=== What you will do ===
Copy, from the entries below, each line where the word "JSON" can be found.

[Stored data]

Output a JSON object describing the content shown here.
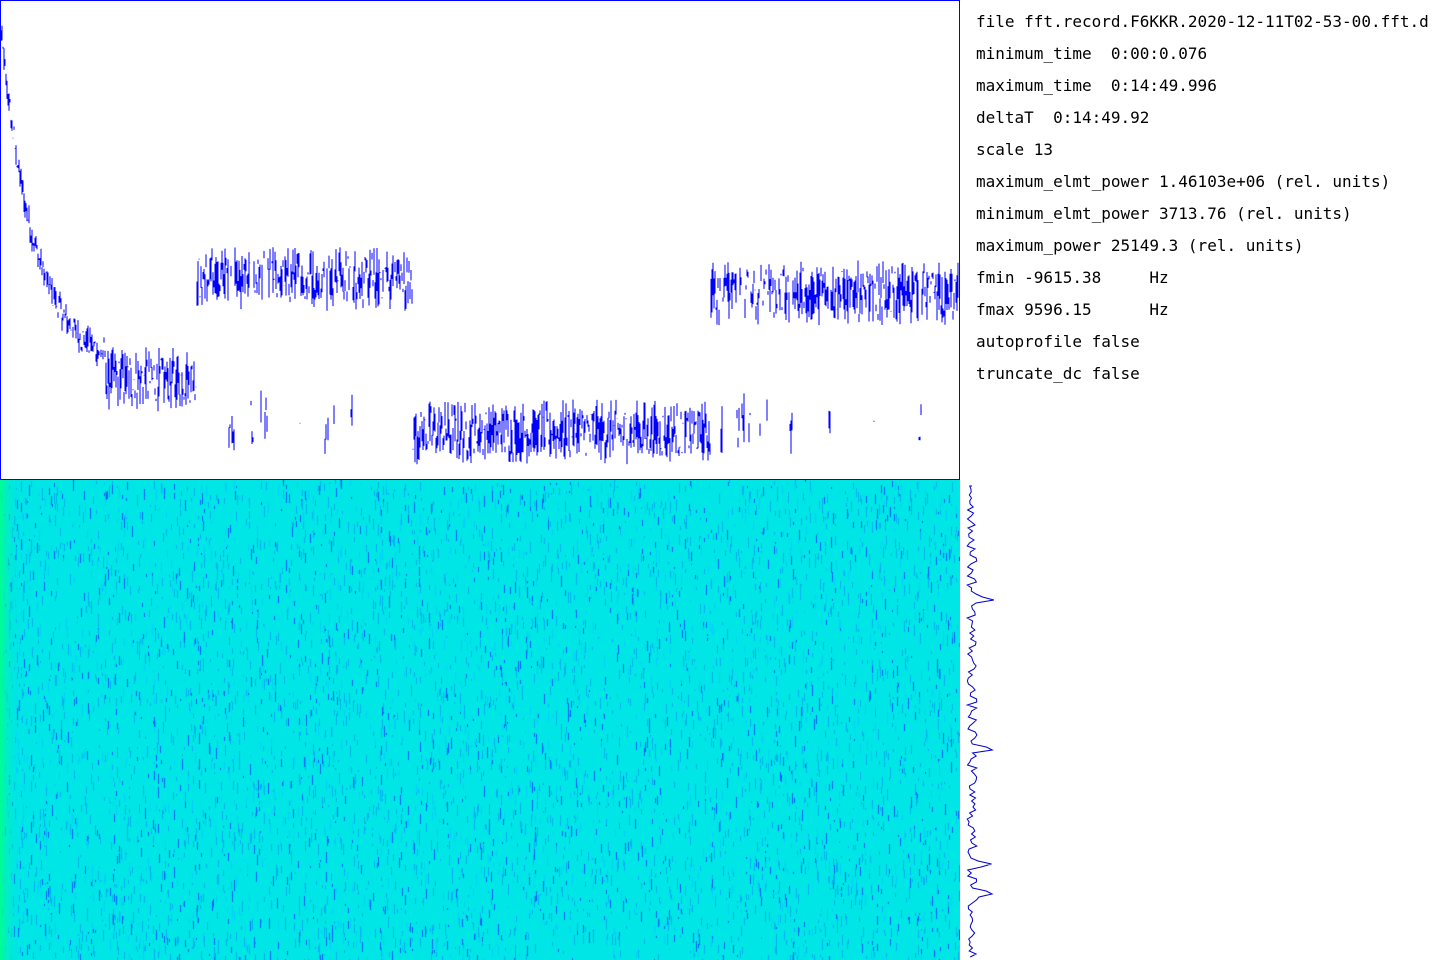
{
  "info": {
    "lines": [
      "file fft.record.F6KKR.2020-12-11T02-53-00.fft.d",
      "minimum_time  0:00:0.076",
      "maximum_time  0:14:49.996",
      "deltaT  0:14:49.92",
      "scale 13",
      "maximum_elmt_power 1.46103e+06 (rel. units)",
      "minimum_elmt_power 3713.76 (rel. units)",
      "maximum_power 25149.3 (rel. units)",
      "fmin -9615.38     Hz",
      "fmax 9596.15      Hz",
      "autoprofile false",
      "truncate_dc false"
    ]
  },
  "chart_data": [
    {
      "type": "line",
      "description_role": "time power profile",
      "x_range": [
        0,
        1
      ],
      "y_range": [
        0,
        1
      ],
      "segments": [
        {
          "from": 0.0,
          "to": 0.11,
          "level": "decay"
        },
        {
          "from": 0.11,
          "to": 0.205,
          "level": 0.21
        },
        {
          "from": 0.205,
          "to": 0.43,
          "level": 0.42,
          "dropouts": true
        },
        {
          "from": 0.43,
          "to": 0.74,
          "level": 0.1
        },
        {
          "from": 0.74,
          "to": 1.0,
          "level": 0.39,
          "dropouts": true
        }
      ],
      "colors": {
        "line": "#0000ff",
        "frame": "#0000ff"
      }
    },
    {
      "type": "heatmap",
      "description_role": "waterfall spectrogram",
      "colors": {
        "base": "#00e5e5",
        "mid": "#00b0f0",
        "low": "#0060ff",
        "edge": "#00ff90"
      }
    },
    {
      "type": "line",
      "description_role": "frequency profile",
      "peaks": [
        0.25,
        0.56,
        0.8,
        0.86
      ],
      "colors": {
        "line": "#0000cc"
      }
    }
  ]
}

---

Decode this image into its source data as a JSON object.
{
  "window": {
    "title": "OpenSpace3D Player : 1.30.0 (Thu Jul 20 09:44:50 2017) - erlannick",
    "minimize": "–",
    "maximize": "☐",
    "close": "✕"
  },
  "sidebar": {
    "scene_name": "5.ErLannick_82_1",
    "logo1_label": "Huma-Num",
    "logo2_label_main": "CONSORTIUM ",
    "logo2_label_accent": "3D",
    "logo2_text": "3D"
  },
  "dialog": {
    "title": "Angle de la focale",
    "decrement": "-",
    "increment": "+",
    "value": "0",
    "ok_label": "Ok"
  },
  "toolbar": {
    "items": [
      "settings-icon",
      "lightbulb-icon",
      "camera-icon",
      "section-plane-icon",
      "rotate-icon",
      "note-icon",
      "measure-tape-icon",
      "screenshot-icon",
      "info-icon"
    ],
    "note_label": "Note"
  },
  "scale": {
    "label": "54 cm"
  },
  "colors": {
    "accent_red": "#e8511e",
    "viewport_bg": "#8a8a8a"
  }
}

=== Solution for this task ===
Output a JSON object describing the content shown here.
Decode this image into its source data as a JSON object.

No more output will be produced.